◆ Exercise task ◆
Reproduce the data verbatim, starting at its first line and stopping after the line that contains "stat-value: 4 (1346, 819, 1358, 842)".

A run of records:
"""

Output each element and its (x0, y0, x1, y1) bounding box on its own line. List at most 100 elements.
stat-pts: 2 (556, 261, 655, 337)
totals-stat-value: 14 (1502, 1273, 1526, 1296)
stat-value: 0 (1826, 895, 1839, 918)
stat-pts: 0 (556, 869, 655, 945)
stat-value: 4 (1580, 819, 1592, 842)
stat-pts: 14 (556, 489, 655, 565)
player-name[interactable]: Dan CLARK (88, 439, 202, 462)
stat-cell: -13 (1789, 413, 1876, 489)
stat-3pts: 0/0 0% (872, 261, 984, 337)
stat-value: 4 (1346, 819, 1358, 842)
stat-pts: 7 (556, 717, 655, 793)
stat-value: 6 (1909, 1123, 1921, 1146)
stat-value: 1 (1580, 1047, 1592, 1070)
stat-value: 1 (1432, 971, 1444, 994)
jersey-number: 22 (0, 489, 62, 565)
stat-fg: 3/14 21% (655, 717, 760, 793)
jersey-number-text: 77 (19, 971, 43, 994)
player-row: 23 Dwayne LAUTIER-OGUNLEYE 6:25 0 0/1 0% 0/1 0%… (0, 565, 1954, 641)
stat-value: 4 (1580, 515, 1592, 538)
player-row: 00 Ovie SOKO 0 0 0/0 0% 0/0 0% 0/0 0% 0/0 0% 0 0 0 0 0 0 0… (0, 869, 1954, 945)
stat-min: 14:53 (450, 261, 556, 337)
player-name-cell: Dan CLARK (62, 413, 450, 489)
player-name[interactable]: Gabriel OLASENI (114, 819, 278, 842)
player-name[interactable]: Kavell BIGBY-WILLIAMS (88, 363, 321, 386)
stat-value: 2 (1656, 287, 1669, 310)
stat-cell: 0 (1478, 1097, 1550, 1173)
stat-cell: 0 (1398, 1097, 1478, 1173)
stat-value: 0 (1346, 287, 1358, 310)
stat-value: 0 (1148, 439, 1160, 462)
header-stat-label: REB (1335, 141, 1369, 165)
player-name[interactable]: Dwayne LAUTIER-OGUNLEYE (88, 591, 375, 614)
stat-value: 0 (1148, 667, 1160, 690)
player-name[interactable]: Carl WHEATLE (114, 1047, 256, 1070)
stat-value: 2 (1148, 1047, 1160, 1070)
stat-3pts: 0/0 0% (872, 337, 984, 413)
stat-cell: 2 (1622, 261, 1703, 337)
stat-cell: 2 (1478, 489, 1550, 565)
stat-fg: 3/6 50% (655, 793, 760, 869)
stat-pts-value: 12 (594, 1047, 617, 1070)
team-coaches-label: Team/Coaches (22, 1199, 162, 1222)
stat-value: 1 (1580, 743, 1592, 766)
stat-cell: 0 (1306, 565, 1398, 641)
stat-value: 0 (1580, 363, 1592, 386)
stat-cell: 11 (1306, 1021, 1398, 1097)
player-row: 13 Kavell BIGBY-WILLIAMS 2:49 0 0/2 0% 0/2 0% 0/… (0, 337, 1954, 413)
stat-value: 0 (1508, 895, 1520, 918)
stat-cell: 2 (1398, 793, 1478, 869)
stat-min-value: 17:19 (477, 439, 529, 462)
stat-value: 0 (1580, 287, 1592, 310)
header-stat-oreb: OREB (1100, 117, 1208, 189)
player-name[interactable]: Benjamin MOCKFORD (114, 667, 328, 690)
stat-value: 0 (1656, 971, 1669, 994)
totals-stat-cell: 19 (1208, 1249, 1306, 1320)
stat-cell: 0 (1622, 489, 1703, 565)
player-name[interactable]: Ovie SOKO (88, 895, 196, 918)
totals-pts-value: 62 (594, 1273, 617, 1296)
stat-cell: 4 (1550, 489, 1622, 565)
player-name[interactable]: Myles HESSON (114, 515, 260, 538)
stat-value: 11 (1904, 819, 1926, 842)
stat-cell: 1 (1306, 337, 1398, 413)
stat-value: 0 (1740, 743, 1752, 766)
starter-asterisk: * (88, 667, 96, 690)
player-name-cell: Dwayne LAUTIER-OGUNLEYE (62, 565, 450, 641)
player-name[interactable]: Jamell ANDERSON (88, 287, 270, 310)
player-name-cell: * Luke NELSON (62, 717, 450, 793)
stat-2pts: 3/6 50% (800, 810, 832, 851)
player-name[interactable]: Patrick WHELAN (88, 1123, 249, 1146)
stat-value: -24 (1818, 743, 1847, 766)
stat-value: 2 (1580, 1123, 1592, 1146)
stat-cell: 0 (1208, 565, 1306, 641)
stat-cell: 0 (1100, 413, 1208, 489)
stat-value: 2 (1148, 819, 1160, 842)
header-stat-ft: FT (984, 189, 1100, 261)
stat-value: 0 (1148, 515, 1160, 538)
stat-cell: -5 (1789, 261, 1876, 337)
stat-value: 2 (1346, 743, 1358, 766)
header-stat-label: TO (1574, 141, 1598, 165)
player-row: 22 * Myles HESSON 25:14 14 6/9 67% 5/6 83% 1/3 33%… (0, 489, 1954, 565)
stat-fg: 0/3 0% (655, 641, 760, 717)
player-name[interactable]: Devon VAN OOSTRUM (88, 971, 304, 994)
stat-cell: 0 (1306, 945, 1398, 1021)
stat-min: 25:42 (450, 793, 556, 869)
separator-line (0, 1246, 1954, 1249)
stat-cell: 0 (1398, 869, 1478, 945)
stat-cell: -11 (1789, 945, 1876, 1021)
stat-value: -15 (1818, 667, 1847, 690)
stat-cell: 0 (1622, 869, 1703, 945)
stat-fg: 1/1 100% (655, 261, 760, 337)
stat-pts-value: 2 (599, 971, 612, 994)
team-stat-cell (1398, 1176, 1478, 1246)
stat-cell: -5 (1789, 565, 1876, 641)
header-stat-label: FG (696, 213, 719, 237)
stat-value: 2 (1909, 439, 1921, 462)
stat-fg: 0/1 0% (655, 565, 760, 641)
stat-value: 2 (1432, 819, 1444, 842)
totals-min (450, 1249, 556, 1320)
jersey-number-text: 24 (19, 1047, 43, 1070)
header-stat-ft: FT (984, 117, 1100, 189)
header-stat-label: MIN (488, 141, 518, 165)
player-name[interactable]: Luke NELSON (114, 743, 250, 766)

"""

◆ Completed task ◆
Output each element and its (x0, y0, x1, y1) bounding box on its own line. List at most 100 elements.
stat-pts: 2 (556, 261, 655, 337)
totals-stat-value: 14 (1502, 1273, 1526, 1296)
stat-value: 0 (1826, 895, 1839, 918)
stat-pts: 0 (556, 869, 655, 945)
stat-value: 4 (1580, 819, 1592, 842)
stat-pts: 14 (556, 489, 655, 565)
player-name[interactable]: Dan CLARK (88, 439, 202, 462)
stat-cell: -13 (1789, 413, 1876, 489)
stat-3pts: 0/0 0% (872, 261, 984, 337)
stat-value: 4 (1346, 819, 1358, 842)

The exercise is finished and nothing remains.